Stored data
— Begin —
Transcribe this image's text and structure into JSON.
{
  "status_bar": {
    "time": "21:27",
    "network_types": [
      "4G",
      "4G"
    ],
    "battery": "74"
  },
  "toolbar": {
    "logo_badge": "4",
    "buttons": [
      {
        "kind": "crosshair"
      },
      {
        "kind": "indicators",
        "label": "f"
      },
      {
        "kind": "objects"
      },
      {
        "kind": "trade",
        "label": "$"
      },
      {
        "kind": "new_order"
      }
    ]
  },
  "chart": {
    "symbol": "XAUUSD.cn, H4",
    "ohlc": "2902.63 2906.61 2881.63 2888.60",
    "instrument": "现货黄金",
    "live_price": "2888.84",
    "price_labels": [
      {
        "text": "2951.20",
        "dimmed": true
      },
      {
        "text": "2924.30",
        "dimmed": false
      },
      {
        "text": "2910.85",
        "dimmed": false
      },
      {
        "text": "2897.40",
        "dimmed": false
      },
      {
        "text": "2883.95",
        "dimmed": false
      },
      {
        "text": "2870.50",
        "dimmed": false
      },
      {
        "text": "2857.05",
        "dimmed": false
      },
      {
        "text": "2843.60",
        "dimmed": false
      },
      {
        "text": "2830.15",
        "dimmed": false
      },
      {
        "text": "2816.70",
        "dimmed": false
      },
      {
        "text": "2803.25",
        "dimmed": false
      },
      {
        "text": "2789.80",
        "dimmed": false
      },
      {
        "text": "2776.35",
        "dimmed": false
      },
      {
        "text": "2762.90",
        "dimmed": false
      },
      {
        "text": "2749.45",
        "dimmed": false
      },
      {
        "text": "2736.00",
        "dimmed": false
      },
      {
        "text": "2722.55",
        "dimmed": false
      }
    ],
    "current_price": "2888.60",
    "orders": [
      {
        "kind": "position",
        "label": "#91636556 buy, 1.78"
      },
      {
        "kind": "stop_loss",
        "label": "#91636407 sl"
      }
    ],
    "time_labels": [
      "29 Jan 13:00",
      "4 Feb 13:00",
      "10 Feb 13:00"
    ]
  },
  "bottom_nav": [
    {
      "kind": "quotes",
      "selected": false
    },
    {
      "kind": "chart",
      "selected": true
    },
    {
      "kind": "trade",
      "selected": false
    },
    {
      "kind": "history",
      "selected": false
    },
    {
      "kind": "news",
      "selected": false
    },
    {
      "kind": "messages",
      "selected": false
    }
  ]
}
— End —
▸ **Problem to solve**
Repeat the listing in full, keeping every line exactly as it is.

▸ **Answer below**
Transcribe this image's text and structure into JSON.
{
  "status_bar": {
    "time": "21:27",
    "network_types": [
      "4G",
      "4G"
    ],
    "battery": "74"
  },
  "toolbar": {
    "logo_badge": "4",
    "buttons": [
      {
        "kind": "crosshair"
      },
      {
        "kind": "indicators",
        "label": "f"
      },
      {
        "kind": "objects"
      },
      {
        "kind": "trade",
        "label": "$"
      },
      {
        "kind": "new_order"
      }
    ]
  },
  "chart": {
    "symbol": "XAUUSD.cn, H4",
    "ohlc": "2902.63 2906.61 2881.63 2888.60",
    "instrument": "现货黄金",
    "live_price": "2888.84",
    "price_labels": [
      {
        "text": "2951.20",
        "dimmed": true
      },
      {
        "text": "2924.30",
        "dimmed": false
      },
      {
        "text": "2910.85",
        "dimmed": false
      },
      {
        "text": "2897.40",
        "dimmed": false
      },
      {
        "text": "2883.95",
        "dimmed": false
      },
      {
        "text": "2870.50",
        "dimmed": false
      },
      {
        "text": "2857.05",
        "dimmed": false
      },
      {
        "text": "2843.60",
        "dimmed": false
      },
      {
        "text": "2830.15",
        "dimmed": false
      },
      {
        "text": "2816.70",
        "dimmed": false
      },
      {
        "text": "2803.25",
        "dimmed": false
      },
      {
        "text": "2789.80",
        "dimmed": false
      },
      {
        "text": "2776.35",
        "dimmed": false
      },
      {
        "text": "2762.90",
        "dimmed": false
      },
      {
        "text": "2749.45",
        "dimmed": false
      },
      {
        "text": "2736.00",
        "dimmed": false
      },
      {
        "text": "2722.55",
        "dimmed": false
      }
    ],
    "current_price": "2888.60",
    "orders": [
      {
        "kind": "position",
        "label": "#91636556 buy, 1.78"
      },
      {
        "kind": "stop_loss",
        "label": "#91636407 sl"
      }
    ],
    "time_labels": [
      "29 Jan 13:00",
      "4 Feb 13:00",
      "10 Feb 13:00"
    ]
  },
  "bottom_nav": [
    {
      "kind": "quotes",
      "selected": false
    },
    {
      "kind": "chart",
      "selected": true
    },
    {
      "kind": "trade",
      "selected": false
    },
    {
      "kind": "history",
      "selected": false
    },
    {
      "kind": "news",
      "selected": false
    },
    {
      "kind": "messages",
      "selected": false
    }
  ]
}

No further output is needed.